Scan the lines and state how many carry "title". Leave out everything but the number.

Records from a data collection
━━━━
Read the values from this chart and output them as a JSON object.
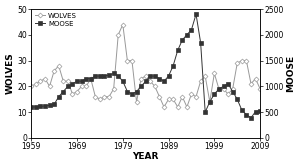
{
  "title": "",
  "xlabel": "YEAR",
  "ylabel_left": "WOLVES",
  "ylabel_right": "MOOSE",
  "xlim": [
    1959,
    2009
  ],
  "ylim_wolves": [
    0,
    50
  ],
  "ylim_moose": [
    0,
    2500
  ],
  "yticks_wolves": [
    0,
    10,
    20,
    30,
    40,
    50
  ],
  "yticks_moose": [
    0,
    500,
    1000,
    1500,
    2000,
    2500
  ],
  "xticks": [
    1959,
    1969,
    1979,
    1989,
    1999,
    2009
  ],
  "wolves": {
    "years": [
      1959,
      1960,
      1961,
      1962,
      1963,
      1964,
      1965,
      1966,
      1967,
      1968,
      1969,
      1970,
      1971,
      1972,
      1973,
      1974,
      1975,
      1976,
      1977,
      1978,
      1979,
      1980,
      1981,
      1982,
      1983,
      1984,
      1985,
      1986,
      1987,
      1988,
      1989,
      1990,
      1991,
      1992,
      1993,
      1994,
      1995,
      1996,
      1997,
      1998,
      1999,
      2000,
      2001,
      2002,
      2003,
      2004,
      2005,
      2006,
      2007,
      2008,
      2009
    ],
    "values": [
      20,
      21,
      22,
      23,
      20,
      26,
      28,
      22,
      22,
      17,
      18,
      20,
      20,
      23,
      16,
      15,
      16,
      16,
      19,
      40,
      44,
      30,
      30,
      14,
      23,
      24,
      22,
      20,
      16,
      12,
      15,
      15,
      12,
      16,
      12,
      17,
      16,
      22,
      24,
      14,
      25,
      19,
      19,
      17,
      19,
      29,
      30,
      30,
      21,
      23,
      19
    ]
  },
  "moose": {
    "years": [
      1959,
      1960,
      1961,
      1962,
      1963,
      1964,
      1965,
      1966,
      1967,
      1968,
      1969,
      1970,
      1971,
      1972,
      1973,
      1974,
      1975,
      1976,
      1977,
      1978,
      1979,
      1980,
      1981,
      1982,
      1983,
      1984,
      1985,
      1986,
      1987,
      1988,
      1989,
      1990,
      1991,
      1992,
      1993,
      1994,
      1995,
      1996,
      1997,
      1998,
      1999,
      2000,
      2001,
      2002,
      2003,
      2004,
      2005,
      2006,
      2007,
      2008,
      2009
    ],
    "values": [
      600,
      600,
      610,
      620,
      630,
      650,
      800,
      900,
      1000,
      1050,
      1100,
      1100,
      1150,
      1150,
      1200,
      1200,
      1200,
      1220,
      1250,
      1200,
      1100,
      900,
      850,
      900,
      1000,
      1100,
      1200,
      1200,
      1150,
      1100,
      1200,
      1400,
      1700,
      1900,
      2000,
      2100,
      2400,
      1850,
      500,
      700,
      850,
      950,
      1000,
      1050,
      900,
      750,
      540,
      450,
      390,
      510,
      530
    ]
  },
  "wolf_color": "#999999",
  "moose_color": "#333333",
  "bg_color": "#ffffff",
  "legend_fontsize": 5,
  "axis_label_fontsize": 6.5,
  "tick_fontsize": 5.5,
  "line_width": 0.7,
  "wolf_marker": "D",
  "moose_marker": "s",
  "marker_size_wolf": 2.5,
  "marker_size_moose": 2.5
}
━━━━
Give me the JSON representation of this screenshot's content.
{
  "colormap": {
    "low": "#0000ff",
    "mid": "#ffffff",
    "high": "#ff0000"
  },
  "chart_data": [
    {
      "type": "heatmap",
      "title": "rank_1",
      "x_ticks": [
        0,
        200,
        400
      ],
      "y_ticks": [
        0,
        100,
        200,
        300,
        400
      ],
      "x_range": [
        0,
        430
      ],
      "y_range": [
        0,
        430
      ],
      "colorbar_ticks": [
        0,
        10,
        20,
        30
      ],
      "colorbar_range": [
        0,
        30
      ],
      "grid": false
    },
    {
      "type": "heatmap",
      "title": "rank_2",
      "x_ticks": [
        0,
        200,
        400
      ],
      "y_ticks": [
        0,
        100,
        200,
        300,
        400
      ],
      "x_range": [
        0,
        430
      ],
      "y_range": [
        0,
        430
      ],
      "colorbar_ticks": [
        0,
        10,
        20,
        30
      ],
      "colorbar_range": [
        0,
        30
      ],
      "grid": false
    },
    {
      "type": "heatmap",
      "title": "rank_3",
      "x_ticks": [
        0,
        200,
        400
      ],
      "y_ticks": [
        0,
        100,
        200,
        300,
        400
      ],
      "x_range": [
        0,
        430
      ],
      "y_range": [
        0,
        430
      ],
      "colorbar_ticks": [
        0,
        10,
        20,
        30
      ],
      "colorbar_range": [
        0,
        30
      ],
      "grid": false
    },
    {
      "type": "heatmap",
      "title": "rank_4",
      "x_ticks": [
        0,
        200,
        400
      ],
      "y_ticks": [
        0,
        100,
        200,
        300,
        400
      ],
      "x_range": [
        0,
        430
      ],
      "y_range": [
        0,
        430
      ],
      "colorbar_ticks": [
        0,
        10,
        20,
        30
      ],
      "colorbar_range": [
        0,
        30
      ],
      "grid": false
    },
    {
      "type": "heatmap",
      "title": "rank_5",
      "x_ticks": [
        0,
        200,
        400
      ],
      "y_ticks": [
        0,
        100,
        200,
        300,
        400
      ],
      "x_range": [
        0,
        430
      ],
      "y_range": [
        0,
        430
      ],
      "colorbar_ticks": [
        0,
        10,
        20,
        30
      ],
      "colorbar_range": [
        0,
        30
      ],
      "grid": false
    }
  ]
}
━━━━
• _SOLUTION TO THIS EXERCISE_
6